Entries taken from a collection:
..........
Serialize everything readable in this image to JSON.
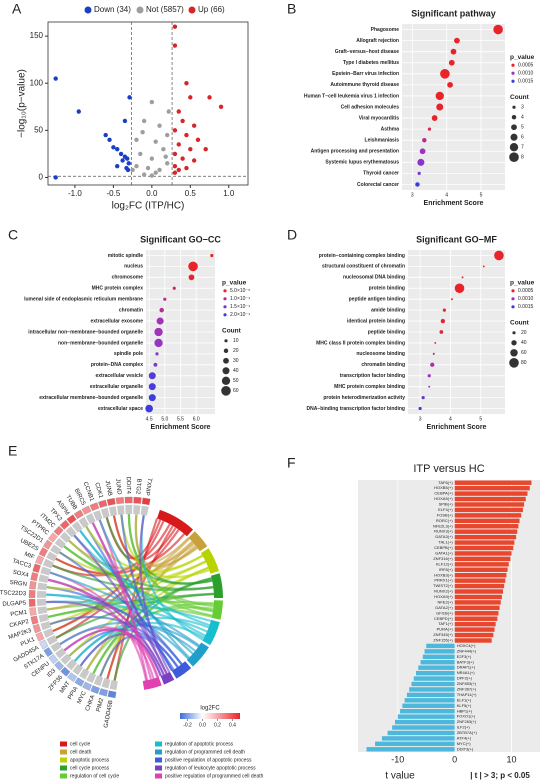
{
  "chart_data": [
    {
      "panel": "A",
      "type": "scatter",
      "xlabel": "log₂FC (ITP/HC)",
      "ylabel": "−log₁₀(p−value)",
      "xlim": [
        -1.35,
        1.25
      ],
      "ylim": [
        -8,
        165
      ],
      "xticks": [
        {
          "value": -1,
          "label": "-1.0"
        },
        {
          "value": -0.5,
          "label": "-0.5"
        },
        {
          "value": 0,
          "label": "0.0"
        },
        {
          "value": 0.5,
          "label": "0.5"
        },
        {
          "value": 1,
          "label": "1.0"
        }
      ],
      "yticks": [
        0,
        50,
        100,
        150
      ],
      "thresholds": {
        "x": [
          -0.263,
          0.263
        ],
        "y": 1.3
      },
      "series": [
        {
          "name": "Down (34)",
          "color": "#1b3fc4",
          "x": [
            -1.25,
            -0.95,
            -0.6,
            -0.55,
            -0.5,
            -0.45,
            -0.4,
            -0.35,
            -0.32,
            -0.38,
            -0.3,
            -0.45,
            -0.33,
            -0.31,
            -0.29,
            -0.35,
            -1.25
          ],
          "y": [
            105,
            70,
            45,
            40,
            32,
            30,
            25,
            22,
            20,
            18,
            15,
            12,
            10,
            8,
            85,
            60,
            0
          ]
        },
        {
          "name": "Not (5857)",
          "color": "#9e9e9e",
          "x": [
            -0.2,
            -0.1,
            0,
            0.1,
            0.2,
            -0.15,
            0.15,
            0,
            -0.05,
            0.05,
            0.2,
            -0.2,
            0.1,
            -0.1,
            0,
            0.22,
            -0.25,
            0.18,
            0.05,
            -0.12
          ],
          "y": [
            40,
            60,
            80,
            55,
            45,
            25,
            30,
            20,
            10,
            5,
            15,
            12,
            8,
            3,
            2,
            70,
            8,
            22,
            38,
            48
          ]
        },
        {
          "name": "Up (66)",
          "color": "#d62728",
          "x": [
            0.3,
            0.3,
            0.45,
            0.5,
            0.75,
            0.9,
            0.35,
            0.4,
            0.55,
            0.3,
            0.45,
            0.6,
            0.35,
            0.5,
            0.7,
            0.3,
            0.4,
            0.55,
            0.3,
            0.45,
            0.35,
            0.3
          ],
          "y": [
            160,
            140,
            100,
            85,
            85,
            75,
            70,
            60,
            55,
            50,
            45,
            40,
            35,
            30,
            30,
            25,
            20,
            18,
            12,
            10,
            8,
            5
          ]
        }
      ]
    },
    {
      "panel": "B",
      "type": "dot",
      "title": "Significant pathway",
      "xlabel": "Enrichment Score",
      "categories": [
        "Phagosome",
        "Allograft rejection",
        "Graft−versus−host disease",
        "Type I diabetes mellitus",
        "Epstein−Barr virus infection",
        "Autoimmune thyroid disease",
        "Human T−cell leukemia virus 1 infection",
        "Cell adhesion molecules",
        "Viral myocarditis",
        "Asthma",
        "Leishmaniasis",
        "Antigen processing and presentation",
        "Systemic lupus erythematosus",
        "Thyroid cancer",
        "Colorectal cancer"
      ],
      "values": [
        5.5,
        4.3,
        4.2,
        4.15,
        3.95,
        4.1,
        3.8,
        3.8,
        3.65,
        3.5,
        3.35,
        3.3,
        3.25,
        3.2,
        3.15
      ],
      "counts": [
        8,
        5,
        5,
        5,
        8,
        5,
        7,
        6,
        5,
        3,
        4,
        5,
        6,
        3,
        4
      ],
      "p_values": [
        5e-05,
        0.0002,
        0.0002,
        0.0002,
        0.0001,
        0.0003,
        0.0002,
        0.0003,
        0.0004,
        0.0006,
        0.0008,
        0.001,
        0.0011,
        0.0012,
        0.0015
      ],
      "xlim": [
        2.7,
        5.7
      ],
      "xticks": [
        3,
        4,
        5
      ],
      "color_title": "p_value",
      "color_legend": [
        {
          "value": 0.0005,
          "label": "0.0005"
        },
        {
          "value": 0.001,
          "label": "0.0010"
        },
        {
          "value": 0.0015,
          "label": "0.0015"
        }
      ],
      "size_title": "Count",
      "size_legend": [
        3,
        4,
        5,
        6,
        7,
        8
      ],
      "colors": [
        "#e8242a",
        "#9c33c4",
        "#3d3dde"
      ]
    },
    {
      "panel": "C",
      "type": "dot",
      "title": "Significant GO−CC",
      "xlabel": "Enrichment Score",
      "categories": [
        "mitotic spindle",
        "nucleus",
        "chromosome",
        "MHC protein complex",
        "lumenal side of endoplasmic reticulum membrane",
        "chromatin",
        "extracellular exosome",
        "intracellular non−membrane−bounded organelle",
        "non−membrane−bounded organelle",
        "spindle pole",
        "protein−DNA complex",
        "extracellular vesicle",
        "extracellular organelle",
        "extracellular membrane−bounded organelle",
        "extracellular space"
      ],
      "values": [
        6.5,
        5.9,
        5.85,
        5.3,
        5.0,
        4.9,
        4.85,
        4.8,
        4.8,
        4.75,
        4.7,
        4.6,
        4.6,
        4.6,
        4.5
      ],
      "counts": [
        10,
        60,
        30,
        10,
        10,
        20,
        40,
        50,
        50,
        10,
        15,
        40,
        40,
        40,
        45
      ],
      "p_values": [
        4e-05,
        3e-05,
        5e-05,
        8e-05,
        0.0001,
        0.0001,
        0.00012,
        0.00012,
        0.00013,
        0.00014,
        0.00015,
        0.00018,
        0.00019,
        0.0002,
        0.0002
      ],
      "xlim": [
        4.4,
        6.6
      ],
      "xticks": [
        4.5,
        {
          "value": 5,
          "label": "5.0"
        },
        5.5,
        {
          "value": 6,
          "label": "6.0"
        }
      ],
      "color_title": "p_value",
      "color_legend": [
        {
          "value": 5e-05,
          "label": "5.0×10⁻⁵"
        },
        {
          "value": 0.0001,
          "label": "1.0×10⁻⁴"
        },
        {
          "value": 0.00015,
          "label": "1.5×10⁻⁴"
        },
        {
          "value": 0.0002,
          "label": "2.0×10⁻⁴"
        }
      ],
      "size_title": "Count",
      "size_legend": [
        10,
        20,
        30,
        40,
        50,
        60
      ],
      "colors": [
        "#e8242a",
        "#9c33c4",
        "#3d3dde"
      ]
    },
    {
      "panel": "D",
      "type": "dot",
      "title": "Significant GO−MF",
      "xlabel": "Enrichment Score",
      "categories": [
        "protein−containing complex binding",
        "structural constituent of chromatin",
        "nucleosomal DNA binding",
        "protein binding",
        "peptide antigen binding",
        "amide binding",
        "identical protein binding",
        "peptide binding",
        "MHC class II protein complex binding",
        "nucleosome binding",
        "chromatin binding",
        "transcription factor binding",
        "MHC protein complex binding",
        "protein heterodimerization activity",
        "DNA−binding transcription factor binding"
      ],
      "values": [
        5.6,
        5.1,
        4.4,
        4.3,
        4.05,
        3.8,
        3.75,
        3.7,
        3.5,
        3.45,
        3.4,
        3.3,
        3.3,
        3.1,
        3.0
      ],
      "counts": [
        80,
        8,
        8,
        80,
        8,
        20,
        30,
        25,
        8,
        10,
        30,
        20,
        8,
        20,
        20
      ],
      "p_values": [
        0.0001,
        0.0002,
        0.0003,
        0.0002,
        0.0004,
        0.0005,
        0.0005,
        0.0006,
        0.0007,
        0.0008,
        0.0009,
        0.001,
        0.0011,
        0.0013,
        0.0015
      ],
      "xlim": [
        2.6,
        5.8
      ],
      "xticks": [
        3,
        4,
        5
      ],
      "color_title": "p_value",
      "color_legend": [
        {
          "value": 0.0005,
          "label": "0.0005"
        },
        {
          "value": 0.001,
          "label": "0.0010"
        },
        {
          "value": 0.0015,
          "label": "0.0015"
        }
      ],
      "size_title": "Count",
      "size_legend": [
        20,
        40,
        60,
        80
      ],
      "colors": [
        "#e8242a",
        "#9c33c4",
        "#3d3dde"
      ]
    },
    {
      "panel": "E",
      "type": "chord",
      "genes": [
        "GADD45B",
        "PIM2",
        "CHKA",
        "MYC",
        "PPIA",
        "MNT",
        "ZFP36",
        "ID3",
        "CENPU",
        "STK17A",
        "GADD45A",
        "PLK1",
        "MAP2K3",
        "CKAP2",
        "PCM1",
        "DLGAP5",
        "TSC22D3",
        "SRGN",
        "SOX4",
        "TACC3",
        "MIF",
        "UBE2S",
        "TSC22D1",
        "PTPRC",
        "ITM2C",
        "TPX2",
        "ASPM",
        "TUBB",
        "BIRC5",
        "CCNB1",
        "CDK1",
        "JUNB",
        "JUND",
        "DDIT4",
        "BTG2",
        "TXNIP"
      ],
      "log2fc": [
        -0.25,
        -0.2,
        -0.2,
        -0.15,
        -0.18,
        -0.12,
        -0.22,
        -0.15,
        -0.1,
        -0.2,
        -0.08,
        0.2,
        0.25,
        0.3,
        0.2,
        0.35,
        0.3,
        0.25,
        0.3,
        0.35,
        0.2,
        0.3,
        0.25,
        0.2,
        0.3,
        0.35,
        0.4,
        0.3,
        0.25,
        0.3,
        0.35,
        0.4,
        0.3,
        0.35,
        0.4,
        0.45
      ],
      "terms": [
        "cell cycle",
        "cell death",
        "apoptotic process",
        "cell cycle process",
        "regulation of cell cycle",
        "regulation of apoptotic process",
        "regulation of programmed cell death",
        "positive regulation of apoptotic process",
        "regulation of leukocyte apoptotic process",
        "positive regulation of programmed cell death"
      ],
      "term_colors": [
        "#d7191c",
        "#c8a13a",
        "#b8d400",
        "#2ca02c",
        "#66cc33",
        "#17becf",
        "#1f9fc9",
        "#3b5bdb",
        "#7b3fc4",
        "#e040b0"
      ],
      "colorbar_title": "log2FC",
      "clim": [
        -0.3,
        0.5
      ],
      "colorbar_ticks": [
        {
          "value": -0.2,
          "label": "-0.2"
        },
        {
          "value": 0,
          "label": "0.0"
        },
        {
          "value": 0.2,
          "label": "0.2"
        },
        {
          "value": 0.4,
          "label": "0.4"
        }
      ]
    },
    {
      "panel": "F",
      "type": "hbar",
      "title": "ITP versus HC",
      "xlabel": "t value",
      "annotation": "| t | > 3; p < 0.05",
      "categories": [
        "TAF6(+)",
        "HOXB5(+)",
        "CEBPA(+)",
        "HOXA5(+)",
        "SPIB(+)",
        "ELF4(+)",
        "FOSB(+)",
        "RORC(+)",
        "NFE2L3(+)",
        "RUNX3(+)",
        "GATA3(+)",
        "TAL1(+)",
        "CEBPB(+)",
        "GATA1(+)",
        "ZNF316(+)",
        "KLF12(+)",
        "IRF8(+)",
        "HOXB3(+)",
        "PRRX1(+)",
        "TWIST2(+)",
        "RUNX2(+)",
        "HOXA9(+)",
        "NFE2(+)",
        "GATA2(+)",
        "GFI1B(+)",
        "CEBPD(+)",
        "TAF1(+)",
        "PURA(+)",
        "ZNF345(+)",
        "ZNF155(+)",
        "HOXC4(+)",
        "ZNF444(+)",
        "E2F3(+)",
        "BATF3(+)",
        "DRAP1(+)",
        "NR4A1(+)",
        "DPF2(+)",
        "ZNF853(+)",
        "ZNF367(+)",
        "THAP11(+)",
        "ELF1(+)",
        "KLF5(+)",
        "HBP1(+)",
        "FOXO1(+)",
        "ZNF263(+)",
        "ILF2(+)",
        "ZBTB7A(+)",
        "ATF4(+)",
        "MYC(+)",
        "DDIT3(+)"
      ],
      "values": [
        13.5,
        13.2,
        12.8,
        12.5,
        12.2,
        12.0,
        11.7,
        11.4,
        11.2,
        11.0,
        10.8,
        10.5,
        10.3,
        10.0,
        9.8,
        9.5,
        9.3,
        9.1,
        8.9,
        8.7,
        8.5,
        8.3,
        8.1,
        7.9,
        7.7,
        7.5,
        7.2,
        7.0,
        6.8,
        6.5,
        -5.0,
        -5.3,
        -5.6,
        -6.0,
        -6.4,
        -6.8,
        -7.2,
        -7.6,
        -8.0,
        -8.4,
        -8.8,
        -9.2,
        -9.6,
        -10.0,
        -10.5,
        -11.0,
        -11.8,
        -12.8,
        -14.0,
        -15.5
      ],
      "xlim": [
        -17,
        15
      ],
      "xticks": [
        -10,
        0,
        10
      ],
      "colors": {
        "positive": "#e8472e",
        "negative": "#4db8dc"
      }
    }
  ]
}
..........
DIRECTIONS FOR THIS TASK :: Copy out all lines from the records where the word "peptide" appears.

WRITTEN ANSWER ::
        "peptide antigen binding",
        "peptide binding",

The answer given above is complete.